## To do
Only the number is wanted: how many lines hold the word "JSON"?

## Data entries

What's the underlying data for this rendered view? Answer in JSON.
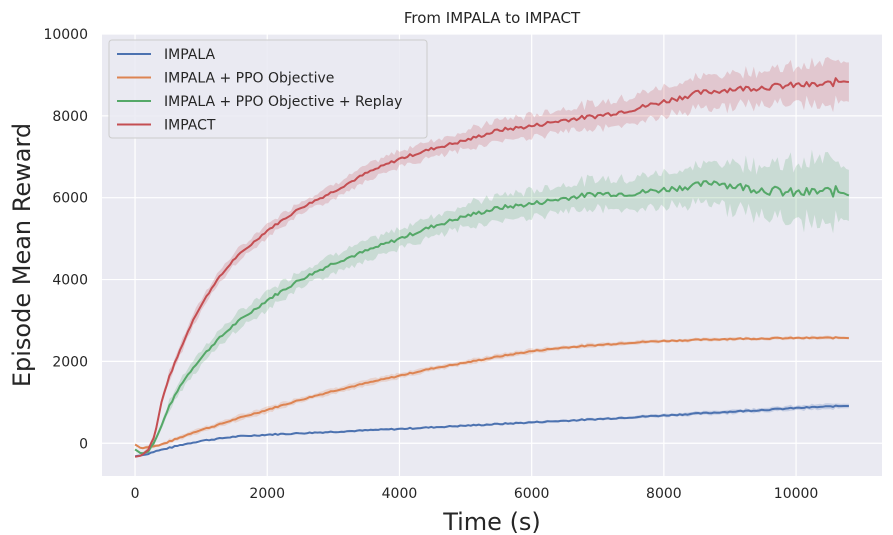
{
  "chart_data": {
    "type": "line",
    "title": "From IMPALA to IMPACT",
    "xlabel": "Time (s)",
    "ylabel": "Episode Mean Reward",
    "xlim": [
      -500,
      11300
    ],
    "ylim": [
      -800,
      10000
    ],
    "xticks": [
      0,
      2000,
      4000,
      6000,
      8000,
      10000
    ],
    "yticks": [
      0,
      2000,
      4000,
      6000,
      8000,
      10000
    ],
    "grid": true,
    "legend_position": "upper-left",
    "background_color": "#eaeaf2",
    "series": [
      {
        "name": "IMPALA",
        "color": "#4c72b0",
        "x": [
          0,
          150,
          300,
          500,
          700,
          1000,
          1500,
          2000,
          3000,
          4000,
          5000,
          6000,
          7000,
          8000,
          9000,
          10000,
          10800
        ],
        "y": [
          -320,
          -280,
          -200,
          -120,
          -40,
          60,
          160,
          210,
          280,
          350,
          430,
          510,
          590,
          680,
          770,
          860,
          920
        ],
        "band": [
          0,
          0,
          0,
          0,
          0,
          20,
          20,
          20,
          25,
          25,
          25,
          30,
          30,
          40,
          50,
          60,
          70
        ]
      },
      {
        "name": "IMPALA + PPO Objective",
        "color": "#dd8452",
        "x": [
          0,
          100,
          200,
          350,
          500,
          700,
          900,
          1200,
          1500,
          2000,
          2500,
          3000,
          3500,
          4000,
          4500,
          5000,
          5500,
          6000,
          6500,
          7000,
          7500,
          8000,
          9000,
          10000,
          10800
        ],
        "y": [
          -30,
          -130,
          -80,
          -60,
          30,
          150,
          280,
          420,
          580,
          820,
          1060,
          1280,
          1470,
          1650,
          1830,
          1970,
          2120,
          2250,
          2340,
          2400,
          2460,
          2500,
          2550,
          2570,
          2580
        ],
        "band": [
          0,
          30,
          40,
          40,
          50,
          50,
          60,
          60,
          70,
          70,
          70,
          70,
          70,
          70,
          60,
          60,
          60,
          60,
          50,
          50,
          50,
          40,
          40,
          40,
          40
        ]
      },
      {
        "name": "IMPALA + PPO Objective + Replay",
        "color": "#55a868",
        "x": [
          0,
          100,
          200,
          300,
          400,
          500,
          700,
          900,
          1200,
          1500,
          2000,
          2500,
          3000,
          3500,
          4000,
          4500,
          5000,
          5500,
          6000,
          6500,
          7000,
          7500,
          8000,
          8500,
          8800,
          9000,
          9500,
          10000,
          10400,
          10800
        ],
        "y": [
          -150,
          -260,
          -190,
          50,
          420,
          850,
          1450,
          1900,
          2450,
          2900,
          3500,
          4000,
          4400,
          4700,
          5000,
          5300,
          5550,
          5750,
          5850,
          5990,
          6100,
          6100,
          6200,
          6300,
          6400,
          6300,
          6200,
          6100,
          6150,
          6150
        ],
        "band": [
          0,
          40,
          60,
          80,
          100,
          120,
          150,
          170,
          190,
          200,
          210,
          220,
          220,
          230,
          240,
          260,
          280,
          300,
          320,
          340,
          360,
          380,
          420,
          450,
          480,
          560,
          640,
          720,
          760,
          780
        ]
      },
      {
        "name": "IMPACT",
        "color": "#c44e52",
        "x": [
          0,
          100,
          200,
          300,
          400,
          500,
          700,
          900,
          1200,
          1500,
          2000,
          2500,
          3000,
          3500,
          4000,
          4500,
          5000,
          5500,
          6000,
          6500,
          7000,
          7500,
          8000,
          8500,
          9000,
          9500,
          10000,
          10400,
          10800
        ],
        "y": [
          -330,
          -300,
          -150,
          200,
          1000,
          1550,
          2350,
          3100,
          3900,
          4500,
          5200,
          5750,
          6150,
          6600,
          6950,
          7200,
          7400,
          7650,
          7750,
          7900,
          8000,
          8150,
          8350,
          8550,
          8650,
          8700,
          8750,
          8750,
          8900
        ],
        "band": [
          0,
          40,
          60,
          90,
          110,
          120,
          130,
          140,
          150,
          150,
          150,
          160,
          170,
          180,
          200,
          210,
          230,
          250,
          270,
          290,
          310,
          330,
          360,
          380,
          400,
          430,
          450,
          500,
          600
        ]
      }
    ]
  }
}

==

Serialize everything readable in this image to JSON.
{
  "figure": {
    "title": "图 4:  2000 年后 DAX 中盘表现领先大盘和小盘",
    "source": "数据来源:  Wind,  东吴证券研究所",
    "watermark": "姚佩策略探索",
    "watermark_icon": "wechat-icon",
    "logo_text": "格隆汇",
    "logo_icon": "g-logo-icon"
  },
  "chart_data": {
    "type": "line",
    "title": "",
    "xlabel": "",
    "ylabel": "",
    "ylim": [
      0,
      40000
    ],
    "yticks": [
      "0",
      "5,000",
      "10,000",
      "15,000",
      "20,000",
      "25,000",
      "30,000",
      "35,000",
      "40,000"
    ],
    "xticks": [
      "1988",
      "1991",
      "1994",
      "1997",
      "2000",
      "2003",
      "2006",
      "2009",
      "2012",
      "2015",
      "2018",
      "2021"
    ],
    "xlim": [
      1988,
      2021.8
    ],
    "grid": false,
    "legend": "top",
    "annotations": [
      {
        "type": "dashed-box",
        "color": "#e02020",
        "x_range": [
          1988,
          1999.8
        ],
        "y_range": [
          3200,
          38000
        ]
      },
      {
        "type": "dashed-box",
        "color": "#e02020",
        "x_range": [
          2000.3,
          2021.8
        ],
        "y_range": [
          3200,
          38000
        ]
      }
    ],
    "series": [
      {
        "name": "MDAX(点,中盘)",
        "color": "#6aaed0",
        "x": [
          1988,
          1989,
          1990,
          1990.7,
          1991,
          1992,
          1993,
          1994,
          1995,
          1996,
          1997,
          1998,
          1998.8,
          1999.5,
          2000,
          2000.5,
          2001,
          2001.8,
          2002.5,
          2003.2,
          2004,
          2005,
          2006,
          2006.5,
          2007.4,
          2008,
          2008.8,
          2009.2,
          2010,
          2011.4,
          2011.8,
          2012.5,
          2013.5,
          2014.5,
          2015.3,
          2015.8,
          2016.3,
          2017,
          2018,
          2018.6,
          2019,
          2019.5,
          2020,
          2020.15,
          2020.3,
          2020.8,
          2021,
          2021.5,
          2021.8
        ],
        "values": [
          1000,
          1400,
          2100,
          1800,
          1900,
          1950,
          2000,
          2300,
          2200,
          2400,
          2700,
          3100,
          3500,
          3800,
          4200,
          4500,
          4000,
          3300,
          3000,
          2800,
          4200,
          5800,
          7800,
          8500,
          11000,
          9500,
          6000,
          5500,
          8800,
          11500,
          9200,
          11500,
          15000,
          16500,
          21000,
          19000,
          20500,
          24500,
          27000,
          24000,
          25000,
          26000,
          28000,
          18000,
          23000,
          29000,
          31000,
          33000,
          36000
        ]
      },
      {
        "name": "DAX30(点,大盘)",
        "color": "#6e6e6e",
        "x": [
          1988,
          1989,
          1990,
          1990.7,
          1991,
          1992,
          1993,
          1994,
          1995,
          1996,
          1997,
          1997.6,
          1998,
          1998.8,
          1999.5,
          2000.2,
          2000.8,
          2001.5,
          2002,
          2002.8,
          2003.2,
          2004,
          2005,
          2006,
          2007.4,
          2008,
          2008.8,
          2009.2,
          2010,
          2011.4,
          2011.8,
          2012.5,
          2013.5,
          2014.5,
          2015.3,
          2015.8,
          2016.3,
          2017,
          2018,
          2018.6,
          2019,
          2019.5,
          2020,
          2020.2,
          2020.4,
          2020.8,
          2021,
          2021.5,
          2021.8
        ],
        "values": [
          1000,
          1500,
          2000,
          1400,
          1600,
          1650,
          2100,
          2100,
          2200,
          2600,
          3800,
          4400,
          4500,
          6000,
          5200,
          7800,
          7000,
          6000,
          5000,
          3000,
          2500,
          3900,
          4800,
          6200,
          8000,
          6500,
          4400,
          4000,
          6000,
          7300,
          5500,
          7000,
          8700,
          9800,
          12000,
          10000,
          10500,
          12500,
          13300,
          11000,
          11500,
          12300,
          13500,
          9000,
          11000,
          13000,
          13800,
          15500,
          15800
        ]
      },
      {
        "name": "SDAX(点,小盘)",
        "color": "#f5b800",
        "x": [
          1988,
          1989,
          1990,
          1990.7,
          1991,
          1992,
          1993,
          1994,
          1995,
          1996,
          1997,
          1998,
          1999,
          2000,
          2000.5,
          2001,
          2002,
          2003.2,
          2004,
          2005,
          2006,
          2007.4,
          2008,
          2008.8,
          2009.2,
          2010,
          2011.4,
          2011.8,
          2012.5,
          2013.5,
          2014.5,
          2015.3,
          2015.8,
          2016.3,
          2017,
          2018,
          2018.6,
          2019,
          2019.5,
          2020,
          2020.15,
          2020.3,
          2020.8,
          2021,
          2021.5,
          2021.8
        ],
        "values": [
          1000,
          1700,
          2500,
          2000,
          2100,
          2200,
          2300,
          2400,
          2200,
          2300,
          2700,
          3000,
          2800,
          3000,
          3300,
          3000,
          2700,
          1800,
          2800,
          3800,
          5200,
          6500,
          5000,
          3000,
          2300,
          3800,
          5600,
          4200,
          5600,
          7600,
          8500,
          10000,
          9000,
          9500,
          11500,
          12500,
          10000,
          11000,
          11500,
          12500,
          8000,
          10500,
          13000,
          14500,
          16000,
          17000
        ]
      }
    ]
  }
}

## Answer
2